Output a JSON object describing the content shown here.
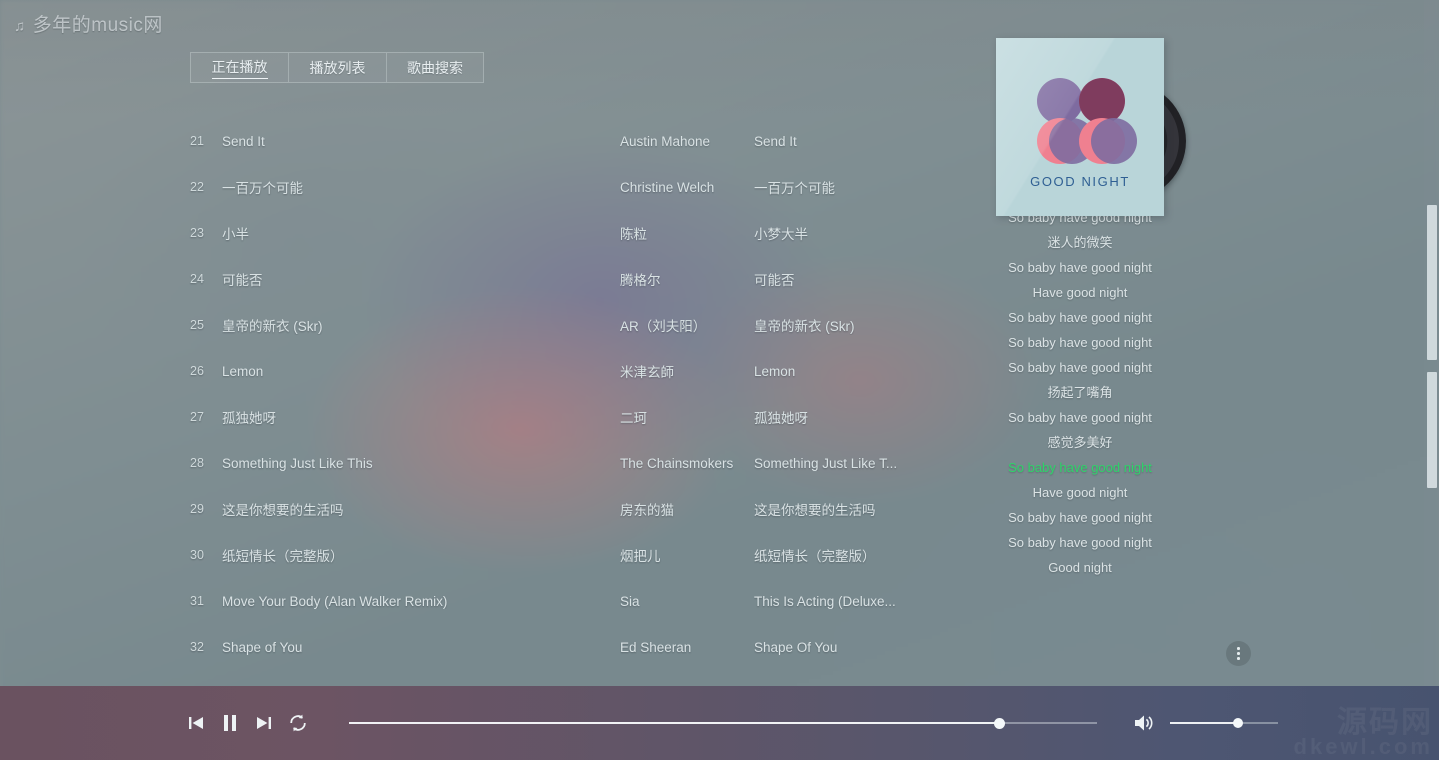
{
  "header": {
    "note_icon": "♫",
    "title": "多年的music网"
  },
  "tabs": [
    {
      "label": "正在播放",
      "active": true
    },
    {
      "label": "播放列表",
      "active": false
    },
    {
      "label": "歌曲搜索",
      "active": false
    }
  ],
  "playlist": {
    "rows": [
      {
        "index": "21",
        "title": "Send It",
        "artist": "Austin Mahone",
        "album": "Send It"
      },
      {
        "index": "22",
        "title": "一百万个可能",
        "artist": "Christine Welch",
        "album": "一百万个可能"
      },
      {
        "index": "23",
        "title": "小半",
        "artist": "陈粒",
        "album": "小梦大半"
      },
      {
        "index": "24",
        "title": "可能否",
        "artist": "腾格尔",
        "album": "可能否"
      },
      {
        "index": "25",
        "title": "皇帝的新衣 (Skr)",
        "artist": "AR（刘夫阳）",
        "album": "皇帝的新衣 (Skr)"
      },
      {
        "index": "26",
        "title": "Lemon",
        "artist": "米津玄師",
        "album": "Lemon"
      },
      {
        "index": "27",
        "title": "孤独她呀",
        "artist": "二珂",
        "album": "孤独她呀"
      },
      {
        "index": "28",
        "title": "Something Just Like This",
        "artist": "The Chainsmokers",
        "album": "Something Just Like T..."
      },
      {
        "index": "29",
        "title": "这是你想要的生活吗",
        "artist": "房东的猫",
        "album": "这是你想要的生活吗"
      },
      {
        "index": "30",
        "title": "纸短情长（完整版）",
        "artist": "烟把儿",
        "album": "纸短情长（完整版）"
      },
      {
        "index": "31",
        "title": "Move Your Body (Alan Walker Remix)",
        "artist": "Sia",
        "album": "This Is Acting (Deluxe..."
      },
      {
        "index": "32",
        "title": "Shape of You",
        "artist": "Ed Sheeran",
        "album": "Shape Of You"
      }
    ]
  },
  "cover": {
    "title": "GOOD NIGHT"
  },
  "lyrics": {
    "active_color": "#2fd46a",
    "lines": [
      {
        "text": "So baby have good night",
        "active": false
      },
      {
        "text": "迷人的微笑",
        "active": false
      },
      {
        "text": "So baby have good night",
        "active": false
      },
      {
        "text": "Have good night",
        "active": false
      },
      {
        "text": "So baby have good night",
        "active": false
      },
      {
        "text": "So baby have good night",
        "active": false
      },
      {
        "text": "So baby have good night",
        "active": false
      },
      {
        "text": "扬起了嘴角",
        "active": false
      },
      {
        "text": "So baby have good night",
        "active": false
      },
      {
        "text": "感觉多美好",
        "active": false
      },
      {
        "text": "So baby have good night",
        "active": true
      },
      {
        "text": "",
        "active": false
      },
      {
        "text": "",
        "active": false
      },
      {
        "text": "Have good night",
        "active": false
      },
      {
        "text": "So baby have good night",
        "active": false
      },
      {
        "text": "So baby have good night",
        "active": false
      },
      {
        "text": "",
        "active": false
      },
      {
        "text": "",
        "active": false
      },
      {
        "text": "Good night",
        "active": false
      }
    ]
  },
  "more_button": {
    "icon": "three-dots-vertical"
  },
  "player": {
    "previous_icon": "skip-previous-icon",
    "play_pause_icon": "pause-icon",
    "next_icon": "skip-next-icon",
    "repeat_icon": "repeat-icon",
    "progress_percent": 87,
    "volume_percent": 63,
    "volume_icon": "speaker-icon",
    "watermark_main": "源码网",
    "watermark_sub": "dkewl.com"
  }
}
____
=== Your objective ===
Look through the data above. Copy every line with the string "This" in it.

=== Task result ===
        "title": "Something Just Like This",
        "album": "This Is Acting (Deluxe..."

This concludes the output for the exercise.